> WHAT IS BEING ASKED
Transcribe the records that follow, preserving every word.

> ROWS
**********

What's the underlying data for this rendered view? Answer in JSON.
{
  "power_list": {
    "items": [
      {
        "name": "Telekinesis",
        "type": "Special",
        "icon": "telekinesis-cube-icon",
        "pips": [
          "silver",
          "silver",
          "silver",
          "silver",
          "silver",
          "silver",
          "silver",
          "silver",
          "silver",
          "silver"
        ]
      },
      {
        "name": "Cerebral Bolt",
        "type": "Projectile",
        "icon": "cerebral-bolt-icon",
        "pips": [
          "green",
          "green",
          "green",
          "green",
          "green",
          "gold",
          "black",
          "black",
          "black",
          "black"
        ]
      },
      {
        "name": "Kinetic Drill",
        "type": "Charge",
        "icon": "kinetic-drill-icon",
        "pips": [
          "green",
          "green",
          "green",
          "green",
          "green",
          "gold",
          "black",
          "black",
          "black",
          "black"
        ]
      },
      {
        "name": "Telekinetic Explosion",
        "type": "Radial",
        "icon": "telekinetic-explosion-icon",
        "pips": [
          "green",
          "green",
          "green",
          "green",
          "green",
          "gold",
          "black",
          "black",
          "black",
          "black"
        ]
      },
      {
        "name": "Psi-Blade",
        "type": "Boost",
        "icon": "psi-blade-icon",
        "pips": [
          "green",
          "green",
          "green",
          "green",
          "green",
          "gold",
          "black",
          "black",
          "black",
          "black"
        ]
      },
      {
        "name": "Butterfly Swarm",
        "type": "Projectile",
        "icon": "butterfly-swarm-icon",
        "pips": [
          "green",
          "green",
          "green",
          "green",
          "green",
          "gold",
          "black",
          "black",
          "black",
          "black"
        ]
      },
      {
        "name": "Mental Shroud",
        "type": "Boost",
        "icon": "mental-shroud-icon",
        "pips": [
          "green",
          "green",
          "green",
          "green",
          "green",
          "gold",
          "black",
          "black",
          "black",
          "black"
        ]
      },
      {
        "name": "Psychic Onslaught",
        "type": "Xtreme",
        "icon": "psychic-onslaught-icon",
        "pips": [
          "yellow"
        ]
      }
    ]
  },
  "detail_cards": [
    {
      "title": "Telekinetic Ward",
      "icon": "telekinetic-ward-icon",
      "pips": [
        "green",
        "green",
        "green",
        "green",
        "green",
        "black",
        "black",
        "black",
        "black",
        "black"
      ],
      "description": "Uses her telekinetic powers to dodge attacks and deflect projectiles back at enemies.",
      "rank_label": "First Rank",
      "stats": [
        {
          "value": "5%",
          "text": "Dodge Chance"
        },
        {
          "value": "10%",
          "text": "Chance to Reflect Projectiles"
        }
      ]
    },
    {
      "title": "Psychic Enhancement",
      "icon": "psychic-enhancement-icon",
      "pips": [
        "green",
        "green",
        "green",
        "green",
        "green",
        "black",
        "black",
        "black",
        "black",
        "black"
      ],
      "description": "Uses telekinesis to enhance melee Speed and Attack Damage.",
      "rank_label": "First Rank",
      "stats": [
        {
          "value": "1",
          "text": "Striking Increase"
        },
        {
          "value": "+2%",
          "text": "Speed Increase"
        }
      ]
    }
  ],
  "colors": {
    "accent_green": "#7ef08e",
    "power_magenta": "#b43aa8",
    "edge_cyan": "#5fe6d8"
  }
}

**********

> RESULT OF THE TASK
What's the underlying data for this rendered view? Answer in JSON.
{
  "power_list": {
    "items": [
      {
        "name": "Telekinesis",
        "type": "Special",
        "icon": "telekinesis-cube-icon",
        "pips": [
          "silver",
          "silver",
          "silver",
          "silver",
          "silver",
          "silver",
          "silver",
          "silver",
          "silver",
          "silver"
        ]
      },
      {
        "name": "Cerebral Bolt",
        "type": "Projectile",
        "icon": "cerebral-bolt-icon",
        "pips": [
          "green",
          "green",
          "green",
          "green",
          "green",
          "gold",
          "black",
          "black",
          "black",
          "black"
        ]
      },
      {
        "name": "Kinetic Drill",
        "type": "Charge",
        "icon": "kinetic-drill-icon",
        "pips": [
          "green",
          "green",
          "green",
          "green",
          "green",
          "gold",
          "black",
          "black",
          "black",
          "black"
        ]
      },
      {
        "name": "Telekinetic Explosion",
        "type": "Radial",
        "icon": "telekinetic-explosion-icon",
        "pips": [
          "green",
          "green",
          "green",
          "green",
          "green",
          "gold",
          "black",
          "black",
          "black",
          "black"
        ]
      },
      {
        "name": "Psi-Blade",
        "type": "Boost",
        "icon": "psi-blade-icon",
        "pips": [
          "green",
          "green",
          "green",
          "green",
          "green",
          "gold",
          "black",
          "black",
          "black",
          "black"
        ]
      },
      {
        "name": "Butterfly Swarm",
        "type": "Projectile",
        "icon": "butterfly-swarm-icon",
        "pips": [
          "green",
          "green",
          "green",
          "green",
          "green",
          "gold",
          "black",
          "black",
          "black",
          "black"
        ]
      },
      {
        "name": "Mental Shroud",
        "type": "Boost",
        "icon": "mental-shroud-icon",
        "pips": [
          "green",
          "green",
          "green",
          "green",
          "green",
          "gold",
          "black",
          "black",
          "black",
          "black"
        ]
      },
      {
        "name": "Psychic Onslaught",
        "type": "Xtreme",
        "icon": "psychic-onslaught-icon",
        "pips": [
          "yellow"
        ]
      }
    ]
  },
  "detail_cards": [
    {
      "title": "Telekinetic Ward",
      "icon": "telekinetic-ward-icon",
      "pips": [
        "green",
        "green",
        "green",
        "green",
        "green",
        "black",
        "black",
        "black",
        "black",
        "black"
      ],
      "description": "Uses her telekinetic powers to dodge attacks and deflect projectiles back at enemies.",
      "rank_label": "First Rank",
      "stats": [
        {
          "value": "5%",
          "text": "Dodge Chance"
        },
        {
          "value": "10%",
          "text": "Chance to Reflect Projectiles"
        }
      ]
    },
    {
      "title": "Psychic Enhancement",
      "icon": "psychic-enhancement-icon",
      "pips": [
        "green",
        "green",
        "green",
        "green",
        "green",
        "black",
        "black",
        "black",
        "black",
        "black"
      ],
      "description": "Uses telekinesis to enhance melee Speed and Attack Damage.",
      "rank_label": "First Rank",
      "stats": [
        {
          "value": "1",
          "text": "Striking Increase"
        },
        {
          "value": "+2%",
          "text": "Speed Increase"
        }
      ]
    }
  ],
  "colors": {
    "accent_green": "#7ef08e",
    "power_magenta": "#b43aa8",
    "edge_cyan": "#5fe6d8"
  }
}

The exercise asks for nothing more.